> **Objective**
Find the string "слов" in the data, then copy every line where it is found.

(Stored entries)
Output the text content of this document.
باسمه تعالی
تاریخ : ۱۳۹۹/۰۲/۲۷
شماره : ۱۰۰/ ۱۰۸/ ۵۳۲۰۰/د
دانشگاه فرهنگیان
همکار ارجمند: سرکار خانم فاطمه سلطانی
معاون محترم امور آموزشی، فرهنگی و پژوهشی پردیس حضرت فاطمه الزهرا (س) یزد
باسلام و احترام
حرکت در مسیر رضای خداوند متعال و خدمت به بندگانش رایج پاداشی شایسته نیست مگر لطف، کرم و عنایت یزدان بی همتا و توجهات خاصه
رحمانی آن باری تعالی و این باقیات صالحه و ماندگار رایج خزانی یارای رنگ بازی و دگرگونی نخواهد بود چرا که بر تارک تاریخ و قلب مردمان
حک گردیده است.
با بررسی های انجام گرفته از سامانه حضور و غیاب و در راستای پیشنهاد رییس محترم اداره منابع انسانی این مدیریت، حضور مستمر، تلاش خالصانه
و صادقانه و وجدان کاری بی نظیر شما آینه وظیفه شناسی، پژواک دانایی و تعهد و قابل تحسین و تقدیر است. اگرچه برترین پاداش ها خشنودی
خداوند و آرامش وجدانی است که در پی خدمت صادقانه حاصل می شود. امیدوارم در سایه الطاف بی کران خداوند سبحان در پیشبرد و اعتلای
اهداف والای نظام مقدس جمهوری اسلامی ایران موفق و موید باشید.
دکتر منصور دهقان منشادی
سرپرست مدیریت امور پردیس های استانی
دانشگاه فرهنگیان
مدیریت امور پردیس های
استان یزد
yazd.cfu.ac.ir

---

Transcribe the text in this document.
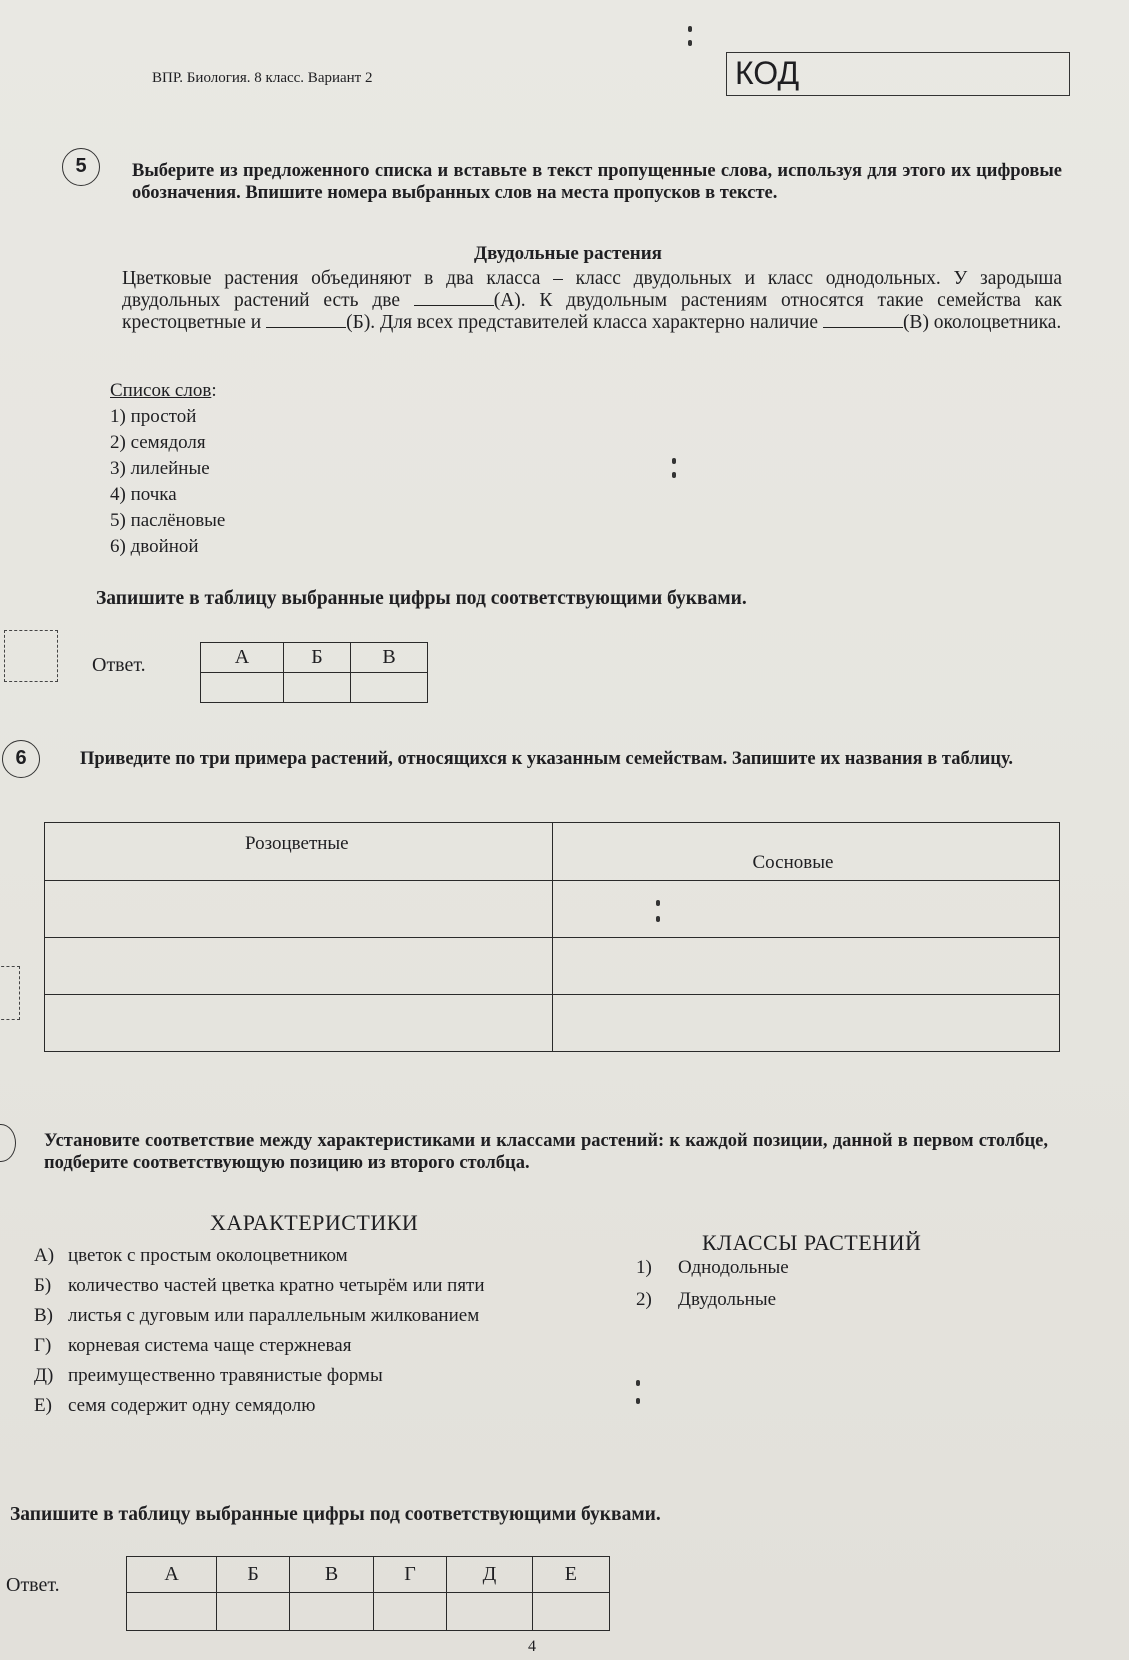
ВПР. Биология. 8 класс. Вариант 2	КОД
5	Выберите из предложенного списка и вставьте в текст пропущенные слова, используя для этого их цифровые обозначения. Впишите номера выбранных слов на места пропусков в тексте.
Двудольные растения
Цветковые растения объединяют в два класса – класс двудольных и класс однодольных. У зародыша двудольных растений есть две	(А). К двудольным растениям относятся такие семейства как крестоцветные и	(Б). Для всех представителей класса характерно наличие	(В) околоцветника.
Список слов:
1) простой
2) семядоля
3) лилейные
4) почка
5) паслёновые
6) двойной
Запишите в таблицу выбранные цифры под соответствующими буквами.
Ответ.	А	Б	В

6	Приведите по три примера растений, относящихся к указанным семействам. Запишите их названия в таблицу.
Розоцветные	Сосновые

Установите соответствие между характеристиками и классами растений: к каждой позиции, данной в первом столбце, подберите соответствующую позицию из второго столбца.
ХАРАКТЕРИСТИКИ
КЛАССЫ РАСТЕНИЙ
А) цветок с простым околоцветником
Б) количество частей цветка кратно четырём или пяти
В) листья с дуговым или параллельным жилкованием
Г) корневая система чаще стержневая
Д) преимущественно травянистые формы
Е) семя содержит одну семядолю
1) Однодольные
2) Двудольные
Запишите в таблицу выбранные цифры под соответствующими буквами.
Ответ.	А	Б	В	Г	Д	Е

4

==

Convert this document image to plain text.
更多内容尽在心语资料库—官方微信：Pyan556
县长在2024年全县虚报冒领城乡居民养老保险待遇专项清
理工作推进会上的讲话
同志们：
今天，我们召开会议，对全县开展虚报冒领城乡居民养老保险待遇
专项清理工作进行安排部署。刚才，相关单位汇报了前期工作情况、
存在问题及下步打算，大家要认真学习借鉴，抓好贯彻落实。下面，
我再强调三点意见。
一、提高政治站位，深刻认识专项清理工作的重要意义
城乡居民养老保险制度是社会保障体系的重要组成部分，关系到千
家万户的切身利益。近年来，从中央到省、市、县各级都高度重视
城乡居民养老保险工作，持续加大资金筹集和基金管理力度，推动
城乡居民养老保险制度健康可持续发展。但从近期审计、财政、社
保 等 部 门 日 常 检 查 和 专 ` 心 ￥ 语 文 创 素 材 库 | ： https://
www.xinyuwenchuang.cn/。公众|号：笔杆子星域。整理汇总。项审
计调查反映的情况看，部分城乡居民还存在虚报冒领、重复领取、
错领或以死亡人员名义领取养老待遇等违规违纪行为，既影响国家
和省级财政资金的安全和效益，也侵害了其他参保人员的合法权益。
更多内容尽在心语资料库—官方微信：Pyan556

> **Task result**
5	Выберите из предложенного списка и вставьте в текст пропущенные слова, используя для этого их цифровые обозначения. Впишите номера выбранных слов на места пропусков в тексте.
Список слов:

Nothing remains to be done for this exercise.